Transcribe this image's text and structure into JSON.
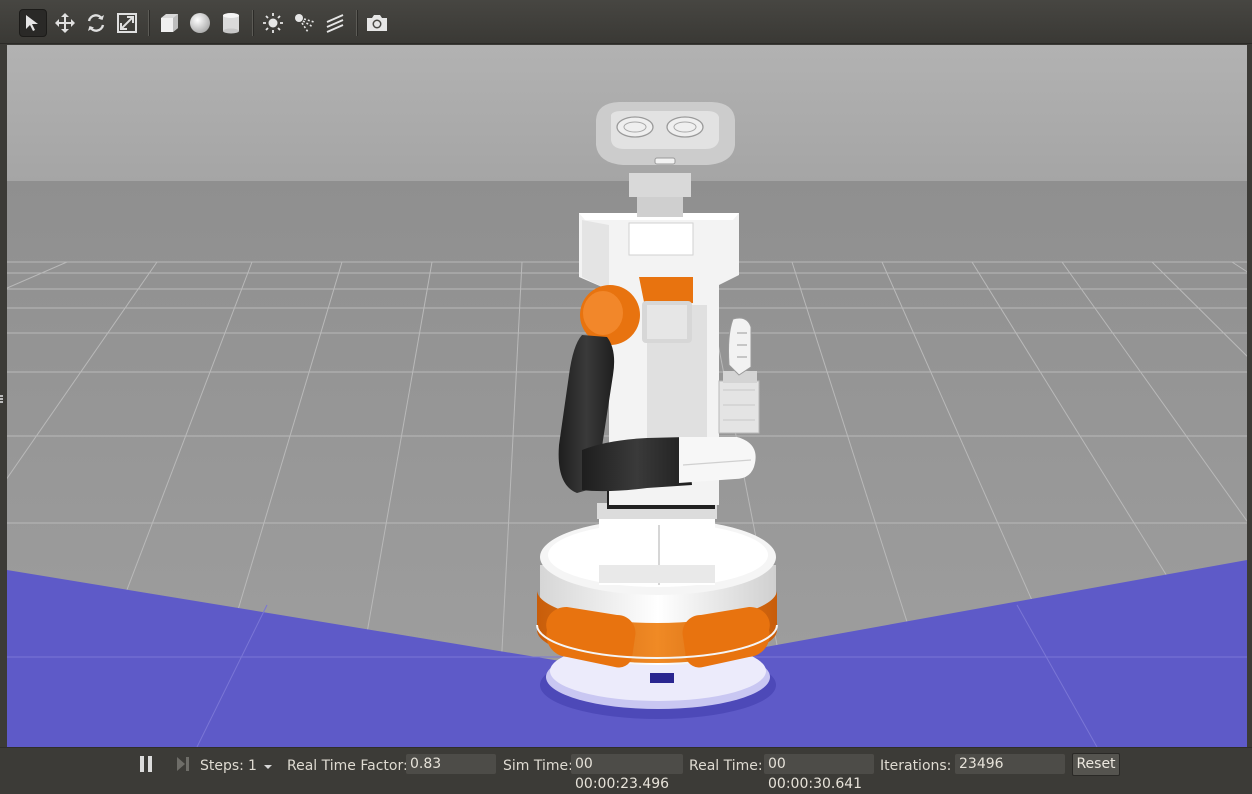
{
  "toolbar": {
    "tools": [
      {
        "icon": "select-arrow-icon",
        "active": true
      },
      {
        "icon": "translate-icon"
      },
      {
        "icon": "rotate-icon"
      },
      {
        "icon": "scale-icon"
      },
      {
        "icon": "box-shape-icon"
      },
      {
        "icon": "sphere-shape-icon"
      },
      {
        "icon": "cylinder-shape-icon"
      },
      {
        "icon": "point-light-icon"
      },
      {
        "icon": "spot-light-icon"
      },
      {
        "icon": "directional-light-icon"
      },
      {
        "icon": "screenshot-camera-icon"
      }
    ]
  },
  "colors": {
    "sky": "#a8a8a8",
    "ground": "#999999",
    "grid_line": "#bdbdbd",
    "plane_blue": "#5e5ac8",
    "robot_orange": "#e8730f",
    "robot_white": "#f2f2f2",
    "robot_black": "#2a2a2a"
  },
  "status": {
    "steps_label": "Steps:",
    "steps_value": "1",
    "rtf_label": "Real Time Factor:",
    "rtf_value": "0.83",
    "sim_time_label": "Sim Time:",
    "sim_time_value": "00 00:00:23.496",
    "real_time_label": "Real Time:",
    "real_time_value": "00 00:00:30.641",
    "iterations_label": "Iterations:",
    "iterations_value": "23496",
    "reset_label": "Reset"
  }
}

The exercise:
Repeat the entries exactly. Pictures are excluded from the copy.

Solution for this exercise:
Transcribe this image's text and structure into JSON.
{
  "toolbar": {
    "tools": [
      {
        "icon": "select-arrow-icon",
        "active": true
      },
      {
        "icon": "translate-icon"
      },
      {
        "icon": "rotate-icon"
      },
      {
        "icon": "scale-icon"
      },
      {
        "icon": "box-shape-icon"
      },
      {
        "icon": "sphere-shape-icon"
      },
      {
        "icon": "cylinder-shape-icon"
      },
      {
        "icon": "point-light-icon"
      },
      {
        "icon": "spot-light-icon"
      },
      {
        "icon": "directional-light-icon"
      },
      {
        "icon": "screenshot-camera-icon"
      }
    ]
  },
  "colors": {
    "sky": "#a8a8a8",
    "ground": "#999999",
    "grid_line": "#bdbdbd",
    "plane_blue": "#5e5ac8",
    "robot_orange": "#e8730f",
    "robot_white": "#f2f2f2",
    "robot_black": "#2a2a2a"
  },
  "status": {
    "steps_label": "Steps:",
    "steps_value": "1",
    "rtf_label": "Real Time Factor:",
    "rtf_value": "0.83",
    "sim_time_label": "Sim Time:",
    "sim_time_value": "00 00:00:23.496",
    "real_time_label": "Real Time:",
    "real_time_value": "00 00:00:30.641",
    "iterations_label": "Iterations:",
    "iterations_value": "23496",
    "reset_label": "Reset"
  }
}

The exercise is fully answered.